*Stored data entries*:
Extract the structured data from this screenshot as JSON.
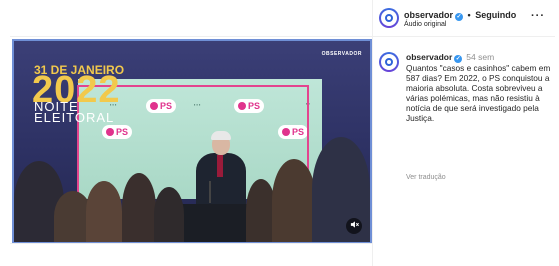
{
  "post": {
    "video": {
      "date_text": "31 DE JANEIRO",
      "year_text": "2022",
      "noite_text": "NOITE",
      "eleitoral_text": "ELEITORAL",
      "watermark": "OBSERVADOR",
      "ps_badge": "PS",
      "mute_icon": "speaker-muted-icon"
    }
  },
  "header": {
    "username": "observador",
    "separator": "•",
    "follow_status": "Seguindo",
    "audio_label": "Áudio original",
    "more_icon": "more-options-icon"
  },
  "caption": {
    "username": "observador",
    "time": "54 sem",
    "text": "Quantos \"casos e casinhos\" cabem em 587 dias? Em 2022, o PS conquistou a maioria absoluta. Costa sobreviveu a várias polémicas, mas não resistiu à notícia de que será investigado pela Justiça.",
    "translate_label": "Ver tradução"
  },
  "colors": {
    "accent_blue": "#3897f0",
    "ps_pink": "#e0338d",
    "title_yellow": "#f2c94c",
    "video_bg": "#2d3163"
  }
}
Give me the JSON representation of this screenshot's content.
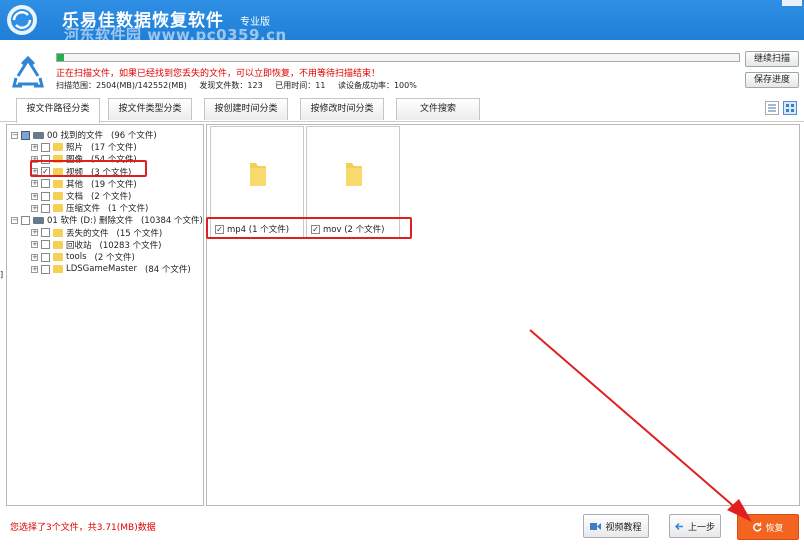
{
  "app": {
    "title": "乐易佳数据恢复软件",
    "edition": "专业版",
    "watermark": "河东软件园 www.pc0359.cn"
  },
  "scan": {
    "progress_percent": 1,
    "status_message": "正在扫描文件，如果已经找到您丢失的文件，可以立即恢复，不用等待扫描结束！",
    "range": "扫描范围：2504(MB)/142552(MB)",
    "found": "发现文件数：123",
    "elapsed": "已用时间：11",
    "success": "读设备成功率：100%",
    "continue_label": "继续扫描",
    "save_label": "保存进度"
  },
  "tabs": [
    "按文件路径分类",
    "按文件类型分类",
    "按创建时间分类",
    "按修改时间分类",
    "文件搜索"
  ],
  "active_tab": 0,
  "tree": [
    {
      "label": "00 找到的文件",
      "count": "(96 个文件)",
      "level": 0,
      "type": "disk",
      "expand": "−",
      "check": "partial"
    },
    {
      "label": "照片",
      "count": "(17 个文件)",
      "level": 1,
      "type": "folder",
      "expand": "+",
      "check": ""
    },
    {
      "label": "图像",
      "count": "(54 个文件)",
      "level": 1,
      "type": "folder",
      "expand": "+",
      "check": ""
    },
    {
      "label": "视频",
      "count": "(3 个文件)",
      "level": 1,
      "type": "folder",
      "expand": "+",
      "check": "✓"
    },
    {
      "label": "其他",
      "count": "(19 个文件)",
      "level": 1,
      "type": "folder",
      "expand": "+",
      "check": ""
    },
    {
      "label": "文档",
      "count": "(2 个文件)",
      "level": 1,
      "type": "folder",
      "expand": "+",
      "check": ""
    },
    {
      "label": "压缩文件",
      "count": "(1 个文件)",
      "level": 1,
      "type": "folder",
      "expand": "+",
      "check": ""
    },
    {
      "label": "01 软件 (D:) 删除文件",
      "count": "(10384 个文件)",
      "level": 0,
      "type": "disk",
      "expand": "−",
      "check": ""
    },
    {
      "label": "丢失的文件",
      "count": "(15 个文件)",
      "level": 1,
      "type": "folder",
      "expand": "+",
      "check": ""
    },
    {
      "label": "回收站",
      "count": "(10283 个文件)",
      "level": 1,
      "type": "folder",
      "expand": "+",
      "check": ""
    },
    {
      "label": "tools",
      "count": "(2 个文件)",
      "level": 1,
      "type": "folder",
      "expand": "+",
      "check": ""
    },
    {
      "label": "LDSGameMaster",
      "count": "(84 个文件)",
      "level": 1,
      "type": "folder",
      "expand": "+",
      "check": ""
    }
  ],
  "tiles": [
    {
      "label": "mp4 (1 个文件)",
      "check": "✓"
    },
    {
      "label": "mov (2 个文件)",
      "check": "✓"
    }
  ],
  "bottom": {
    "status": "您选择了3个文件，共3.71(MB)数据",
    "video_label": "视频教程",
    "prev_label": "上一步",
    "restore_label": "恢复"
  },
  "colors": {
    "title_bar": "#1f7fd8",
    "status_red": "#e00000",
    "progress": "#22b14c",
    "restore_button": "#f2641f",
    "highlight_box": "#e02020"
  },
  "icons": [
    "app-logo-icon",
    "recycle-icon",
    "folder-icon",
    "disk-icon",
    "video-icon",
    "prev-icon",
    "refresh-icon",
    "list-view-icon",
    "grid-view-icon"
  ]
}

*What you need to do*: Report how many lines in the data contain the word "JSON", with no words besides the number.

*Written solution*: 2